━━ Data for the task

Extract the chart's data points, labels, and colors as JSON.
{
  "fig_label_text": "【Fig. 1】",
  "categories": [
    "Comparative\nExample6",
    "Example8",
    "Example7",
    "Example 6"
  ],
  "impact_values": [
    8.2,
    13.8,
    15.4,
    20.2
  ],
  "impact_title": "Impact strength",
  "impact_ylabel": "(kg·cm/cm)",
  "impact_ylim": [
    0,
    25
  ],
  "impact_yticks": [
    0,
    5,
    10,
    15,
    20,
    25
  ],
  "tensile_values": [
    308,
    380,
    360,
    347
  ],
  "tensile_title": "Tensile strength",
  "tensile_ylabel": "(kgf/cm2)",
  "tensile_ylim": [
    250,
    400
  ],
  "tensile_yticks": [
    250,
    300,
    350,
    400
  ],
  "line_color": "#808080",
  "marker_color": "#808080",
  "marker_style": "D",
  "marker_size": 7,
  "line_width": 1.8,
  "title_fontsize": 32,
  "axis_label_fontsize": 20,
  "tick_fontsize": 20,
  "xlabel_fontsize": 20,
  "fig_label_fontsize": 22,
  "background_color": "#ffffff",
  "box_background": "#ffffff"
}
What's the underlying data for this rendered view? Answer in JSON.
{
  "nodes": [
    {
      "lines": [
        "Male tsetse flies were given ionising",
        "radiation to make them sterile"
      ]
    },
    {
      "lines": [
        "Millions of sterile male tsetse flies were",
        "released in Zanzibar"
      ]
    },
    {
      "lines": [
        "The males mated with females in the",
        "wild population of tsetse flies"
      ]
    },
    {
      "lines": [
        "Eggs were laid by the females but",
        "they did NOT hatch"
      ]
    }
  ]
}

━━━━

#### [Instruction]
From the first line to the last, retype the data exactly.

#### [Result]
Extract the chart's data points, labels, and colors as JSON.
{
  "fig_label_text": "【Fig. 1】",
  "categories": [
    "Comparative\nExample6",
    "Example8",
    "Example7",
    "Example 6"
  ],
  "impact_values": [
    8.2,
    13.8,
    15.4,
    20.2
  ],
  "impact_title": "Impact strength",
  "impact_ylabel": "(kg·cm/cm)",
  "impact_ylim": [
    0,
    25
  ],
  "impact_yticks": [
    0,
    5,
    10,
    15,
    20,
    25
  ],
  "tensile_values": [
    308,
    380,
    360,
    347
  ],
  "tensile_title": "Tensile strength",
  "tensile_ylabel": "(kgf/cm2)",
  "tensile_ylim": [
    250,
    400
  ],
  "tensile_yticks": [
    250,
    300,
    350,
    400
  ],
  "line_color": "#808080",
  "marker_color": "#808080",
  "marker_style": "D",
  "marker_size": 7,
  "line_width": 1.8,
  "title_fontsize": 32,
  "axis_label_fontsize": 20,
  "tick_fontsize": 20,
  "xlabel_fontsize": 20,
  "fig_label_fontsize": 22,
  "background_color": "#ffffff",
  "box_background": "#ffffff"
}
What's the underlying data for this rendered view? Answer in JSON.
{
  "nodes": [
    {
      "lines": [
        "Male tsetse flies were given ionising",
        "radiation to make them sterile"
      ]
    },
    {
      "lines": [
        "Millions of sterile male tsetse flies were",
        "released in Zanzibar"
      ]
    },
    {
      "lines": [
        "The males mated with females in the",
        "wild population of tsetse flies"
      ]
    },
    {
      "lines": [
        "Eggs were laid by the females but",
        "they did NOT hatch"
      ]
    }
  ]
}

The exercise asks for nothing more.